**Problem**:
Locate the lines that hold the string "label". Copy every such line.
□ □ □ □ □ □ □
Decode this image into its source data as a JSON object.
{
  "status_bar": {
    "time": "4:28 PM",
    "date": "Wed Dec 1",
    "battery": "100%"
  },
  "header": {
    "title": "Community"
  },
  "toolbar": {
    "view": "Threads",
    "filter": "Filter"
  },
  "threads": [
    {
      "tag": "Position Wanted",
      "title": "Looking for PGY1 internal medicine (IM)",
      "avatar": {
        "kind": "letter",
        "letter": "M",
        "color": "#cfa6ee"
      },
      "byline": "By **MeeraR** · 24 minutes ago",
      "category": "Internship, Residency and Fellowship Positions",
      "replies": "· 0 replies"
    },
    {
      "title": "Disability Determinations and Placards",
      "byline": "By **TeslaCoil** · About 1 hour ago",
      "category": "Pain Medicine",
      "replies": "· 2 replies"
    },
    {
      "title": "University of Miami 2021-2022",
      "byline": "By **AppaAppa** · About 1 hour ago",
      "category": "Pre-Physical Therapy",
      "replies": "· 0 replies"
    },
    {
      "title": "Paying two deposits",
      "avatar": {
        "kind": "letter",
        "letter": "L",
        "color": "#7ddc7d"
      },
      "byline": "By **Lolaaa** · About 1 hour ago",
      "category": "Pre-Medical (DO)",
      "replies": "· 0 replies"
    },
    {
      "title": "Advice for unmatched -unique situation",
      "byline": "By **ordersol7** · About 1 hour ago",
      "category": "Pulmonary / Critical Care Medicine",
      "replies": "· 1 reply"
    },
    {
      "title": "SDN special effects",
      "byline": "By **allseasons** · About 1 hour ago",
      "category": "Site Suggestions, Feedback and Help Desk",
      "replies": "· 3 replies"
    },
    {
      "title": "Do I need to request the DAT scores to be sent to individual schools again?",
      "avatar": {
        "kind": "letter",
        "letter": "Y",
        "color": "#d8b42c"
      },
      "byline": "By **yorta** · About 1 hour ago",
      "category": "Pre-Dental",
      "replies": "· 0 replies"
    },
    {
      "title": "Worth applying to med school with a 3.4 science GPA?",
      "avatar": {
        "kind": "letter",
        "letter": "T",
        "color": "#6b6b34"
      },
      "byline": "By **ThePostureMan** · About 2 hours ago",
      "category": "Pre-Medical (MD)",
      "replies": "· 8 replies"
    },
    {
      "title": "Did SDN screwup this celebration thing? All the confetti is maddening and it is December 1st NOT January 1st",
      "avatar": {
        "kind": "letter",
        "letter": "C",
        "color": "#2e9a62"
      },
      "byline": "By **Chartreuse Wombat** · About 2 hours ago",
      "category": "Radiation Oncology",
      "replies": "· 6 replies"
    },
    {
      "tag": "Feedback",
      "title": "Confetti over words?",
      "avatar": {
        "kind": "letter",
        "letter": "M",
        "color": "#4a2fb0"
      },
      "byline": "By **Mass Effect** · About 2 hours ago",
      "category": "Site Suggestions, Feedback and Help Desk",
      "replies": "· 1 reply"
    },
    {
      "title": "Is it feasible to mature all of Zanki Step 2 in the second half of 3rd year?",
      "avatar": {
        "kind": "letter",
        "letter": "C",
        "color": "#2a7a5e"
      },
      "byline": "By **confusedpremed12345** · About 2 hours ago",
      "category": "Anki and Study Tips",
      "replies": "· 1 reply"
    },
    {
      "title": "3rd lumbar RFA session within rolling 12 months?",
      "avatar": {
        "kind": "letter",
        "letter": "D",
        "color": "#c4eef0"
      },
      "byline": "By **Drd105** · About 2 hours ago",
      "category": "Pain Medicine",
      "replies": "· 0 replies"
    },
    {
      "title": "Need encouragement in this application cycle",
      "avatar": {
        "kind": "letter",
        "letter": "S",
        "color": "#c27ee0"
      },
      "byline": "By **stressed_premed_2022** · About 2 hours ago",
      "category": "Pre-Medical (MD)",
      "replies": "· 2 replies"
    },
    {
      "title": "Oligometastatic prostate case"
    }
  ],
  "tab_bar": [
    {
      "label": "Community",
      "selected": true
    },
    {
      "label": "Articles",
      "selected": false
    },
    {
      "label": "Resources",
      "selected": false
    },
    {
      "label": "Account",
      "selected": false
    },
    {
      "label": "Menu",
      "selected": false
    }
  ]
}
□ □ □ □ □ □ □
**Exercise output**:
      "label": "Community",
      "label": "Articles",
      "label": "Resources",
      "label": "Account",
      "label": "Menu",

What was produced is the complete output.